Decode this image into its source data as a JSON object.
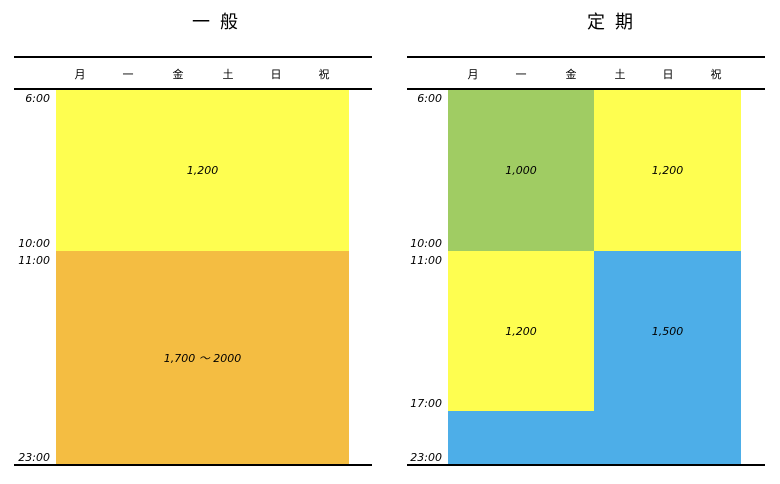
{
  "panels": [
    {
      "title": "一般",
      "days": [
        "月",
        "一",
        "金",
        "土",
        "日",
        "祝"
      ],
      "times": [
        "6:00",
        "10:00",
        "11:00",
        "23:00"
      ],
      "blocks": [
        {
          "label": "1,200"
        },
        {
          "label": "1,700 ～ 2000"
        }
      ]
    },
    {
      "title": "定期",
      "days": [
        "月",
        "一",
        "金",
        "土",
        "日",
        "祝"
      ],
      "times": [
        "6:00",
        "10:00",
        "11:00",
        "17:00",
        "23:00"
      ],
      "blocks": [
        {
          "label": "1,000"
        },
        {
          "label": "1,200"
        },
        {
          "label": "1,200"
        },
        {
          "label": "1,500"
        }
      ]
    }
  ]
}
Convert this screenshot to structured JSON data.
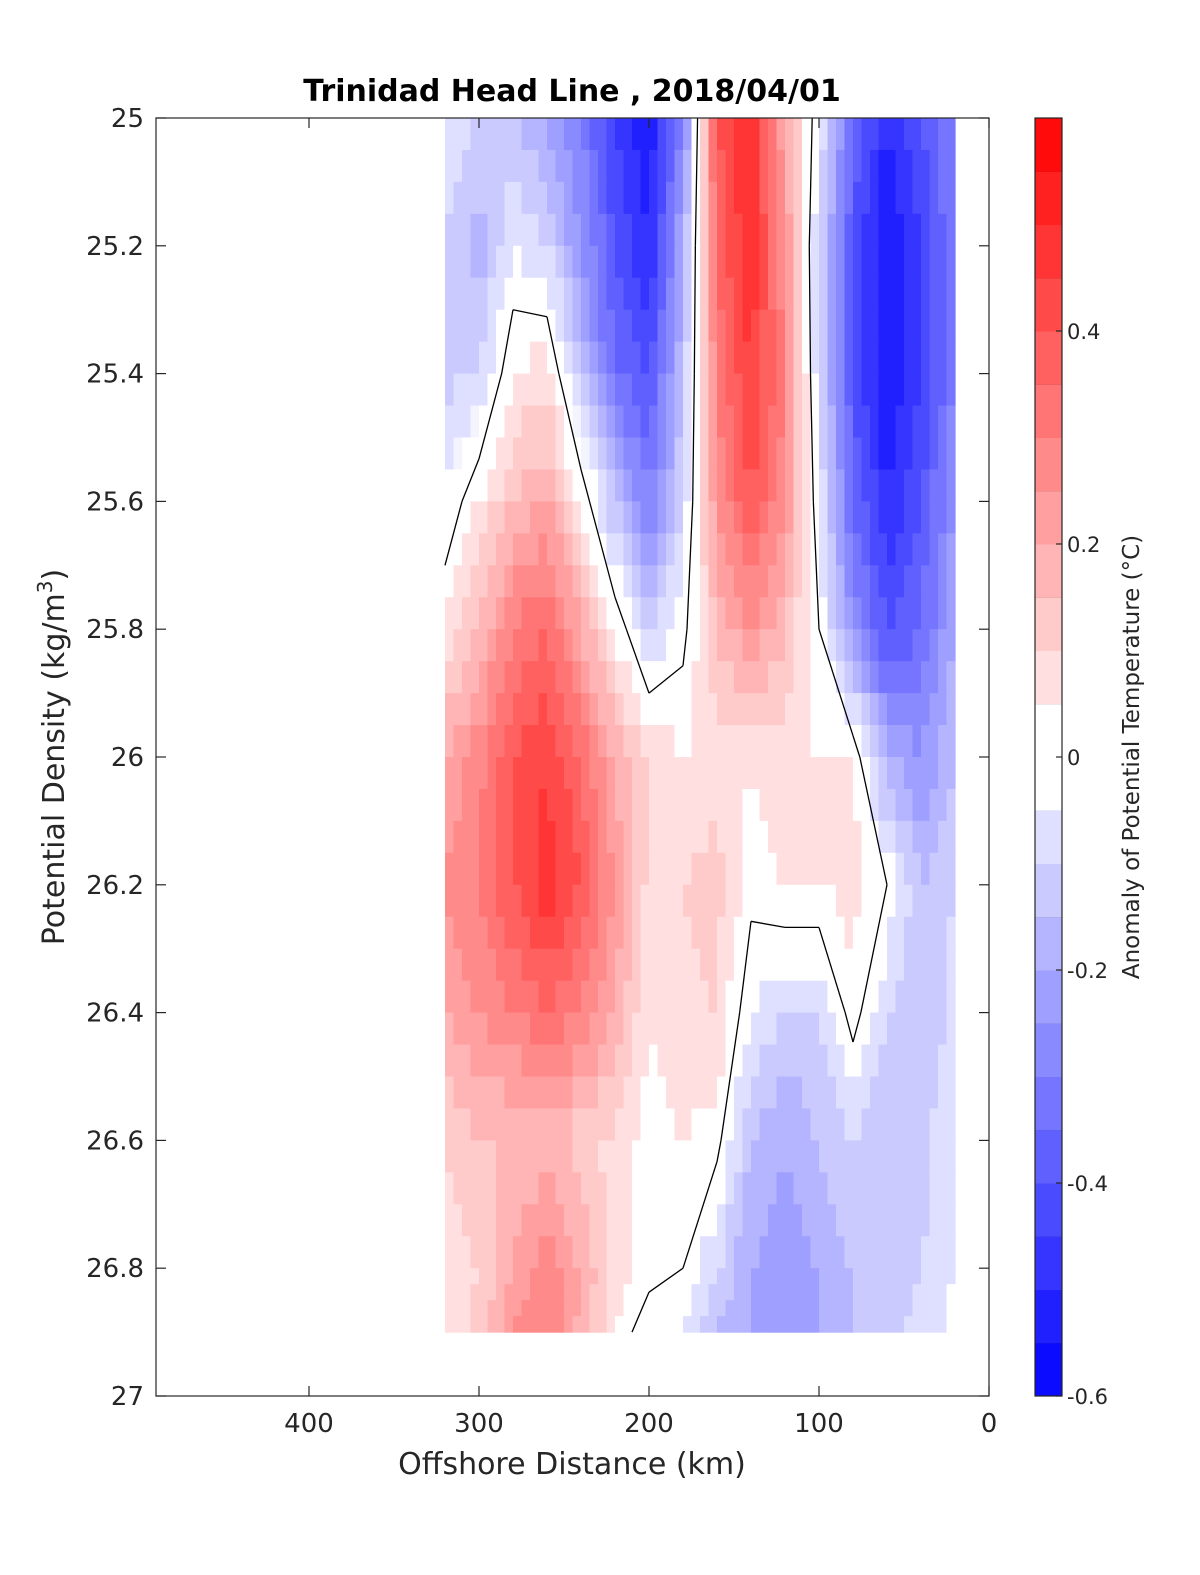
{
  "chart_data": {
    "type": "heatmap",
    "subtype": "filled-contour",
    "title": "Trinidad Head Line , 2018/04/01",
    "xlabel": "Offshore Distance (km)",
    "ylabel": "Potential Density (kg/m",
    "ylabel_superscript": "3",
    "ylabel_close": ")",
    "xlim": [
      490,
      0
    ],
    "x_reversed": true,
    "xticks": [
      400,
      300,
      200,
      100,
      0
    ],
    "ylim": [
      25,
      27
    ],
    "y_reversed": true,
    "yticks": [
      "25",
      "25.2",
      "25.4",
      "25.6",
      "25.8",
      "26",
      "26.2",
      "26.4",
      "26.6",
      "26.8",
      "27"
    ],
    "colorbar": {
      "label": "Anomaly of Potential Temperature (°C)",
      "range": [
        -0.6,
        0.6
      ],
      "levels": 24,
      "ticks": [
        "0.4",
        "0.2",
        "0",
        "-0.2",
        "-0.4",
        "-0.6"
      ],
      "colormap": "blue-white-red",
      "cold_color": "#0000ff",
      "warm_color": "#ff0000"
    },
    "contour_line_value": 0,
    "grid": false,
    "x": [
      320,
      300,
      280,
      260,
      240,
      220,
      200,
      180,
      160,
      140,
      120,
      100,
      80,
      60,
      40,
      20
    ],
    "y": [
      25.0,
      25.2,
      25.4,
      25.6,
      25.8,
      26.0,
      26.2,
      26.4,
      26.6,
      26.8,
      26.9
    ],
    "z": [
      [
        -0.05,
        -0.1,
        -0.15,
        -0.2,
        -0.3,
        -0.45,
        -0.55,
        -0.3,
        0.4,
        0.5,
        0.2,
        -0.05,
        -0.35,
        -0.5,
        -0.4,
        -0.3
      ],
      [
        -0.1,
        -0.18,
        -0.05,
        -0.1,
        -0.25,
        -0.4,
        -0.5,
        -0.2,
        0.35,
        0.5,
        0.25,
        -0.1,
        -0.4,
        -0.55,
        -0.45,
        -0.3
      ],
      [
        -0.12,
        -0.1,
        0.05,
        0.08,
        -0.15,
        -0.35,
        -0.4,
        -0.15,
        0.3,
        0.45,
        0.3,
        -0.1,
        -0.4,
        -0.55,
        -0.45,
        -0.3
      ],
      [
        -0.05,
        0.05,
        0.15,
        0.2,
        0.05,
        -0.15,
        -0.3,
        -0.1,
        0.25,
        0.4,
        0.25,
        -0.05,
        -0.35,
        -0.5,
        -0.4,
        -0.25
      ],
      [
        0.05,
        0.15,
        0.3,
        0.35,
        0.2,
        0.05,
        -0.1,
        -0.02,
        0.15,
        0.25,
        0.15,
        0.0,
        -0.25,
        -0.4,
        -0.35,
        -0.2
      ],
      [
        0.2,
        0.28,
        0.4,
        0.45,
        0.35,
        0.18,
        0.1,
        0.05,
        0.08,
        0.05,
        0.08,
        0.05,
        0.05,
        -0.2,
        -0.25,
        -0.15
      ],
      [
        0.25,
        0.3,
        0.4,
        0.48,
        0.4,
        0.25,
        0.08,
        0.1,
        0.12,
        0.02,
        0.05,
        0.05,
        0.08,
        0.0,
        -0.15,
        -0.1
      ],
      [
        0.2,
        0.25,
        0.3,
        0.35,
        0.3,
        0.2,
        0.05,
        0.08,
        0.1,
        -0.05,
        -0.1,
        -0.1,
        0.03,
        -0.1,
        -0.15,
        -0.08
      ],
      [
        0.1,
        0.15,
        0.15,
        0.18,
        0.12,
        0.08,
        0.03,
        0.05,
        0.02,
        -0.15,
        -0.2,
        -0.15,
        -0.1,
        -0.15,
        -0.12,
        -0.05
      ],
      [
        0.05,
        0.1,
        0.2,
        0.28,
        0.2,
        0.08,
        0.03,
        0.0,
        -0.1,
        -0.2,
        -0.25,
        -0.2,
        -0.15,
        -0.15,
        -0.1,
        -0.05
      ],
      [
        0.05,
        0.12,
        0.25,
        0.3,
        0.18,
        0.05,
        -0.05,
        -0.05,
        -0.15,
        -0.2,
        -0.25,
        -0.2,
        -0.15,
        -0.12,
        -0.08,
        -0.03
      ]
    ]
  }
}
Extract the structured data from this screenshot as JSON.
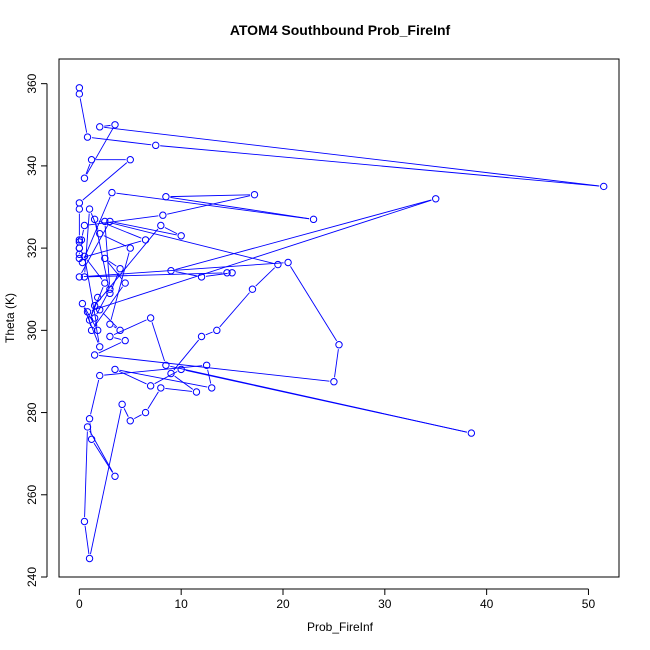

● ● ● ● ●

Set down every entry word for word, but omit the pictures.

## CORRECT RESPONSE
Decode this image into its source data as a JSON object.
{
  "panels": [
    {
      "title": "一般",
      "days": [
        "月",
        "一",
        "金",
        "土",
        "日",
        "祝"
      ],
      "times": [
        "6:00",
        "10:00",
        "11:00",
        "23:00"
      ],
      "blocks": [
        {
          "label": "1,200"
        },
        {
          "label": "1,700 ～ 2000"
        }
      ]
    },
    {
      "title": "定期",
      "days": [
        "月",
        "一",
        "金",
        "土",
        "日",
        "祝"
      ],
      "times": [
        "6:00",
        "10:00",
        "11:00",
        "17:00",
        "23:00"
      ],
      "blocks": [
        {
          "label": "1,000"
        },
        {
          "label": "1,200"
        },
        {
          "label": "1,200"
        },
        {
          "label": "1,500"
        }
      ]
    }
  ]
}
Convert this screenshot to structured JSON data.
{
  "chart_data": {
    "type": "heatmap",
    "subtype": "filled-contour",
    "title": "Trinidad Head Line , 2018/04/01",
    "xlabel": "Offshore Distance (km)",
    "ylabel": "Potential Density (kg/m",
    "ylabel_superscript": "3",
    "ylabel_close": ")",
    "xlim": [
      490,
      0
    ],
    "x_reversed": true,
    "xticks": [
      400,
      300,
      200,
      100,
      0
    ],
    "ylim": [
      25,
      27
    ],
    "y_reversed": true,
    "yticks": [
      "25",
      "25.2",
      "25.4",
      "25.6",
      "25.8",
      "26",
      "26.2",
      "26.4",
      "26.6",
      "26.8",
      "27"
    ],
    "colorbar": {
      "label": "Anomaly of Potential Temperature (°C)",
      "range": [
        -0.6,
        0.6
      ],
      "levels": 24,
      "ticks": [
        "0.4",
        "0.2",
        "0",
        "-0.2",
        "-0.4",
        "-0.6"
      ],
      "colormap": "blue-white-red",
      "cold_color": "#0000ff",
      "warm_color": "#ff0000"
    },
    "contour_line_value": 0,
    "grid": false,
    "x": [
      320,
      300,
      280,
      260,
      240,
      220,
      200,
      180,
      160,
      140,
      120,
      100,
      80,
      60,
      40,
      20
    ],
    "y": [
      25.0,
      25.2,
      25.4,
      25.6,
      25.8,
      26.0,
      26.2,
      26.4,
      26.6,
      26.8,
      26.9
    ],
    "z": [
      [
        -0.05,
        -0.1,
        -0.15,
        -0.2,
        -0.3,
        -0.45,
        -0.55,
        -0.3,
        0.4,
        0.5,
        0.2,
        -0.05,
        -0.35,
        -0.5,
        -0.4,
        -0.3
      ],
      [
        -0.1,
        -0.18,
        -0.05,
        -0.1,
        -0.25,
        -0.4,
        -0.5,
        -0.2,
        0.35,
        0.5,
        0.25,
        -0.1,
        -0.4,
        -0.55,
        -0.45,
        -0.3
      ],
      [
        -0.12,
        -0.1,
        0.05,
        0.08,
        -0.15,
        -0.35,
        -0.4,
        -0.15,
        0.3,
        0.45,
        0.3,
        -0.1,
        -0.4,
        -0.55,
        -0.45,
        -0.3
      ],
      [
        -0.05,
        0.05,
        0.15,
        0.2,
        0.05,
        -0.15,
        -0.3,
        -0.1,
        0.25,
        0.4,
        0.25,
        -0.05,
        -0.35,
        -0.5,
        -0.4,
        -0.25
      ],
      [
        0.05,
        0.15,
        0.3,
        0.35,
        0.2,
        0.05,
        -0.1,
        -0.02,
        0.15,
        0.25,
        0.15,
        0.0,
        -0.25,
        -0.4,
        -0.35,
        -0.2
      ],
      [
        0.2,
        0.28,
        0.4,
        0.45,
        0.35,
        0.18,
        0.1,
        0.05,
        0.08,
        0.05,
        0.08,
        0.05,
        0.05,
        -0.2,
        -0.25,
        -0.15
      ],
      [
        0.25,
        0.3,
        0.4,
        0.48,
        0.4,
        0.25,
        0.08,
        0.1,
        0.12,
        0.02,
        0.05,
        0.05,
        0.08,
        0.0,
        -0.15,
        -0.1
      ],
      [
        0.2,
        0.25,
        0.3,
        0.35,
        0.3,
        0.2,
        0.05,
        0.08,
        0.1,
        -0.05,
        -0.1,
        -0.1,
        0.03,
        -0.1,
        -0.15,
        -0.08
      ],
      [
        0.1,
        0.15,
        0.15,
        0.18,
        0.12,
        0.08,
        0.03,
        0.05,
        0.02,
        -0.15,
        -0.2,
        -0.15,
        -0.1,
        -0.15,
        -0.12,
        -0.05
      ],
      [
        0.05,
        0.1,
        0.2,
        0.28,
        0.2,
        0.08,
        0.03,
        0.0,
        -0.1,
        -0.2,
        -0.25,
        -0.2,
        -0.15,
        -0.15,
        -0.1,
        -0.05
      ],
      [
        0.05,
        0.12,
        0.25,
        0.3,
        0.18,
        0.05,
        -0.05,
        -0.05,
        -0.15,
        -0.2,
        -0.25,
        -0.2,
        -0.15,
        -0.12,
        -0.08,
        -0.03
      ]
    ]
  }
}
Extract the structured data from this screenshot as JSON.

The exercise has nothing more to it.